-- START OF Excerpted records --

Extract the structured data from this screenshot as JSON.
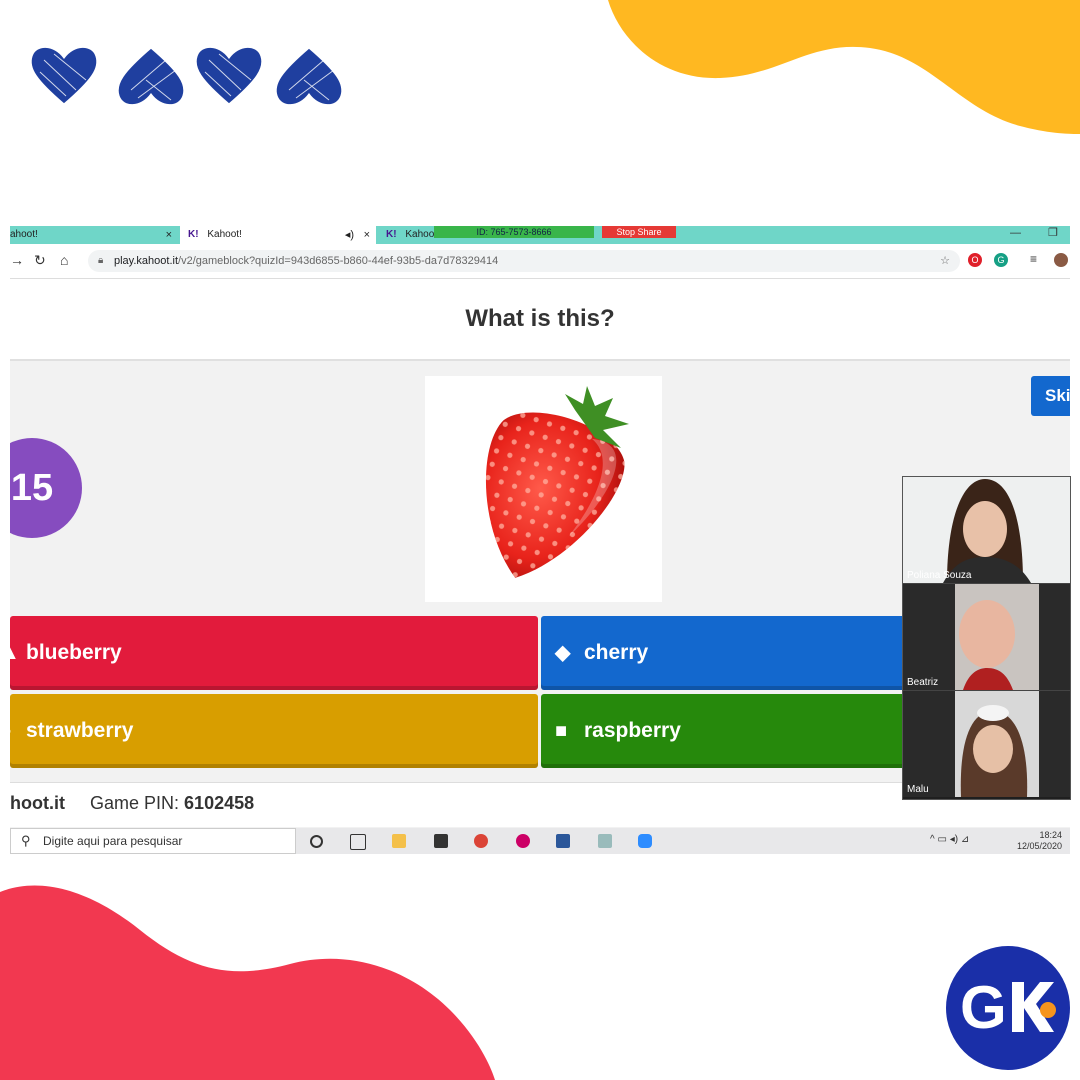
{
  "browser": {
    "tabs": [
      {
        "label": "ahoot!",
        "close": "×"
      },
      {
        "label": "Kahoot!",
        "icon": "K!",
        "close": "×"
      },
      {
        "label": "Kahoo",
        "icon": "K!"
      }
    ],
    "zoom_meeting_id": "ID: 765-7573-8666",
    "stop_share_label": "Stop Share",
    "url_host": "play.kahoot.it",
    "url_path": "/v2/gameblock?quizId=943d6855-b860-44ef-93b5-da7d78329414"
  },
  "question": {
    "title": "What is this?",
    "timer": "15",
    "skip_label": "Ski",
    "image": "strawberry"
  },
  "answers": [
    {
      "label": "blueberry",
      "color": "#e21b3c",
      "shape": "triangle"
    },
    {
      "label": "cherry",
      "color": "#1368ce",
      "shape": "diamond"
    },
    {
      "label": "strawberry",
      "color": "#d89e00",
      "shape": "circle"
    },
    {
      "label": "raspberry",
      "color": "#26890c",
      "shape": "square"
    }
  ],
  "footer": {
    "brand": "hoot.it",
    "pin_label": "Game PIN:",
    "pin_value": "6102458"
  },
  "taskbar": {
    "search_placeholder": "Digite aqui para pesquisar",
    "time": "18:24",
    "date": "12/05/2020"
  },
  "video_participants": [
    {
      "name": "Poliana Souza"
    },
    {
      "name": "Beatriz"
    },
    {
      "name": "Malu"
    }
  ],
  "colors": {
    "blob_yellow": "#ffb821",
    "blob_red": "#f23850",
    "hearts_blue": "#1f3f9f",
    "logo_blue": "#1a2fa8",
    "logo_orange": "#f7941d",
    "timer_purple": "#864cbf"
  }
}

-- END OF Excerpted records --

Task instructions:
Report all lines of the material that contain the word "this".

Output of the task:
Extract the structured data from this screenshot as JSON.
    "title": "What is this?",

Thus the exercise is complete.